What this task involves
Repeat every entry in the listing below, exactly.

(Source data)
********
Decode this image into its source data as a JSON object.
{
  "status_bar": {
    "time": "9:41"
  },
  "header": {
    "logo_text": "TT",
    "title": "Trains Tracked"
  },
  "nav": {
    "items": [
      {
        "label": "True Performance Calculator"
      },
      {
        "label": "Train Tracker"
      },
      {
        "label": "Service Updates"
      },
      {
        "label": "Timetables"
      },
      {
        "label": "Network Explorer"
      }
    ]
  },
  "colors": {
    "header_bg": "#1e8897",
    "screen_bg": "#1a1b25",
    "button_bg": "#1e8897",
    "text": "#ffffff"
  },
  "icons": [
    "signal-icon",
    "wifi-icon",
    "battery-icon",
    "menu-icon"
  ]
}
********
Written response
Decode this image into its source data as a JSON object.
{
  "status_bar": {
    "time": "9:41"
  },
  "header": {
    "logo_text": "TT",
    "title": "Trains Tracked"
  },
  "nav": {
    "items": [
      {
        "label": "True Performance Calculator"
      },
      {
        "label": "Train Tracker"
      },
      {
        "label": "Service Updates"
      },
      {
        "label": "Timetables"
      },
      {
        "label": "Network Explorer"
      }
    ]
  },
  "colors": {
    "header_bg": "#1e8897",
    "screen_bg": "#1a1b25",
    "button_bg": "#1e8897",
    "text": "#ffffff"
  },
  "icons": [
    "signal-icon",
    "wifi-icon",
    "battery-icon",
    "menu-icon"
  ]
}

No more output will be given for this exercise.